(What you should do) Retype the listing that follows, word for word.

(Material provided)
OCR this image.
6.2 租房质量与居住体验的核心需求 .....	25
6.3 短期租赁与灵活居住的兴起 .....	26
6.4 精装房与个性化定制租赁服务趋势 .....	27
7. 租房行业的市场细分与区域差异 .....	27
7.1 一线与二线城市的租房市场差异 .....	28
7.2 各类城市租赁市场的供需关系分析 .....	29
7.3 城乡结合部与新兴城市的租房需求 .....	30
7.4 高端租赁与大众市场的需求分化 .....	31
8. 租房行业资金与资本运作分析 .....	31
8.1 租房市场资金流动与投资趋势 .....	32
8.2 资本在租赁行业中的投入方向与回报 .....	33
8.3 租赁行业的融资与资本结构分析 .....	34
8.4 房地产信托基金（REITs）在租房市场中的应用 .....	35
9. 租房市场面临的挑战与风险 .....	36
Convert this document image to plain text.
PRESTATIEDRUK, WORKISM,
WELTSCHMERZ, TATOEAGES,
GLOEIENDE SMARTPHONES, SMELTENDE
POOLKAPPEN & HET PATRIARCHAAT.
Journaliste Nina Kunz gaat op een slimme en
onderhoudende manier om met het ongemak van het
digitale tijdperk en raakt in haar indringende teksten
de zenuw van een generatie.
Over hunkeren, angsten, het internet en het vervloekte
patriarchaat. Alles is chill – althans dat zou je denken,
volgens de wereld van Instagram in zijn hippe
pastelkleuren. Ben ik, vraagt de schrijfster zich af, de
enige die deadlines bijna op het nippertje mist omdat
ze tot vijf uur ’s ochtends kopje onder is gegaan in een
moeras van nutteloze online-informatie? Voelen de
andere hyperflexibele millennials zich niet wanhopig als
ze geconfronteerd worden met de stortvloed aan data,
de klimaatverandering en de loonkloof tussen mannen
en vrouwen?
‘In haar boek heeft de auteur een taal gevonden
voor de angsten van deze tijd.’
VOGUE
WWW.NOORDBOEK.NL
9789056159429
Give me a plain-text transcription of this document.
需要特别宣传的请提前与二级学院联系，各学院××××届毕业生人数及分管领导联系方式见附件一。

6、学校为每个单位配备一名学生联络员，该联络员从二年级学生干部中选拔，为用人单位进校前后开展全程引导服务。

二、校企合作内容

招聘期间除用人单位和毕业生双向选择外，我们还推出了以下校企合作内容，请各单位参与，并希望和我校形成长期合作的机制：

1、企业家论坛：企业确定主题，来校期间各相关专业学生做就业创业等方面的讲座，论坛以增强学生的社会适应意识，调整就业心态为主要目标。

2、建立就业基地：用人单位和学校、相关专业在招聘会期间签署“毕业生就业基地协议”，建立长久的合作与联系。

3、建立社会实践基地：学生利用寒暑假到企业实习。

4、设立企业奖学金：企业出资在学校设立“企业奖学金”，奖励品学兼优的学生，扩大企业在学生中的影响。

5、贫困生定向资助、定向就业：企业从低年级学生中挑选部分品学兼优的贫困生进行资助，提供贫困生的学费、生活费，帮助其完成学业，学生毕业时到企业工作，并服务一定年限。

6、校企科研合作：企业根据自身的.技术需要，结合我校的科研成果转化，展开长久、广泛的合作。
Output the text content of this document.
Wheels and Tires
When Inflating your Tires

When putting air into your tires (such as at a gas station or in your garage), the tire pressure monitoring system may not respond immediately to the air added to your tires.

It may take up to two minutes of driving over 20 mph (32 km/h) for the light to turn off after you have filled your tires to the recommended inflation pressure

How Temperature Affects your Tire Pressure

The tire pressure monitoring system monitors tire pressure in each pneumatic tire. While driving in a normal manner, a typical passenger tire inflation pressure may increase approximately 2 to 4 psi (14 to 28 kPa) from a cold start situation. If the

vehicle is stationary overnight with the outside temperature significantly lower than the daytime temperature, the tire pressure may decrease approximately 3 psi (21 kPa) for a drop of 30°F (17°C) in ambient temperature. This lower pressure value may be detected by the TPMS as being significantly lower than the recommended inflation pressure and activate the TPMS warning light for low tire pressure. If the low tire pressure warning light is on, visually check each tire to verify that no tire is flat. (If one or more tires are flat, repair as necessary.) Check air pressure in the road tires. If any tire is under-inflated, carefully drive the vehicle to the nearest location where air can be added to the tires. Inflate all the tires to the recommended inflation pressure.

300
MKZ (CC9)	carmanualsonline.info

(Right answer)
OCR this image.
6.2 租房质量与居住体验的核心需求 .....	25
6.3 短期租赁与灵活居住的兴起 .....	26
6.4 精装房与个性化定制租赁服务趋势 .....	27
7. 租房行业的市场细分与区域差异 .....	27
7.1 一线与二线城市的租房市场差异 .....	28
7.2 各类城市租赁市场的供需关系分析 .....	29
7.3 城乡结合部与新兴城市的租房需求 .....	30
7.4 高端租赁与大众市场的需求分化 .....	31
8. 租房行业资金与资本运作分析 .....	31
8.1 租房市场资金流动与投资趋势 .....	32
8.2 资本在租赁行业中的投入方向与回报 .....	33
8.3 租赁行业的融资与资本结构分析 .....	34
8.4 房地产信托基金（REITs）在租房市场中的应用 .....	35
9. 租房市场面临的挑战与风险 .....	36
Convert this document image to plain text.
PRESTATIEDRUK, WORKISM,
WELTSCHMERZ, TATOEAGES,
GLOEIENDE SMARTPHONES, SMELTENDE
POOLKAPPEN & HET PATRIARCHAAT.
Journaliste Nina Kunz gaat op een slimme en
onderhoudende manier om met het ongemak van het
digitale tijdperk en raakt in haar indringende teksten
de zenuw van een generatie.
Over hunkeren, angsten, het internet en het vervloekte
patriarchaat. Alles is chill – althans dat zou je denken,
volgens de wereld van Instagram in zijn hippe
pastelkleuren. Ben ik, vraagt de schrijfster zich af, de
enige die deadlines bijna op het nippertje mist omdat
ze tot vijf uur ’s ochtends kopje onder is gegaan in een
moeras van nutteloze online-informatie? Voelen de
andere hyperflexibele millennials zich niet wanhopig als
ze geconfronteerd worden met de stortvloed aan data,
de klimaatverandering en de loonkloof tussen mannen
en vrouwen?
‘In haar boek heeft de auteur een taal gevonden
voor de angsten van deze tijd.’
VOGUE
WWW.NOORDBOEK.NL
9789056159429
Give me a plain-text transcription of this document.
需要特别宣传的请提前与二级学院联系，各学院××××届毕业生人数及分管领导联系方式见附件一。

6、学校为每个单位配备一名学生联络员，该联络员从二年级学生干部中选拔，为用人单位进校前后开展全程引导服务。

二、校企合作内容

招聘期间除用人单位和毕业生双向选择外，我们还推出了以下校企合作内容，请各单位参与，并希望和我校形成长期合作的机制：

1、企业家论坛：企业确定主题，来校期间各相关专业学生做就业创业等方面的讲座，论坛以增强学生的社会适应意识，调整就业心态为主要目标。

2、建立就业基地：用人单位和学校、相关专业在招聘会期间签署“毕业生就业基地协议”，建立长久的合作与联系。

3、建立社会实践基地：学生利用寒暑假到企业实习。

4、设立企业奖学金：企业出资在学校设立“企业奖学金”，奖励品学兼优的学生，扩大企业在学生中的影响。

5、贫困生定向资助、定向就业：企业从低年级学生中挑选部分品学兼优的贫困生进行资助，提供贫困生的学费、生活费，帮助其完成学业，学生毕业时到企业工作，并服务一定年限。

6、校企科研合作：企业根据自身的.技术需要，结合我校的科研成果转化，展开长久、广泛的合作。
Output the text content of this document.
Wheels and Tires
When Inflating your Tires

When putting air into your tires (such as at a gas station or in your garage), the tire pressure monitoring system may not respond immediately to the air added to your tires.

It may take up to two minutes of driving over 20 mph (32 km/h) for the light to turn off after you have filled your tires to the recommended inflation pressure

How Temperature Affects your Tire Pressure

The tire pressure monitoring system monitors tire pressure in each pneumatic tire. While driving in a normal manner, a typical passenger tire inflation pressure may increase approximately 2 to 4 psi (14 to 28 kPa) from a cold start situation. If the

vehicle is stationary overnight with the outside temperature significantly lower than the daytime temperature, the tire pressure may decrease approximately 3 psi (21 kPa) for a drop of 30°F (17°C) in ambient temperature. This lower pressure value may be detected by the TPMS as being significantly lower than the recommended inflation pressure and activate the TPMS warning light for low tire pressure. If the low tire pressure warning light is on, visually check each tire to verify that no tire is flat. (If one or more tires are flat, repair as necessary.) Check air pressure in the road tires. If any tire is under-inflated, carefully drive the vehicle to the nearest location where air can be added to the tires. Inflate all the tires to the recommended inflation pressure.

300
MKZ (CC9)	carmanualsonline.info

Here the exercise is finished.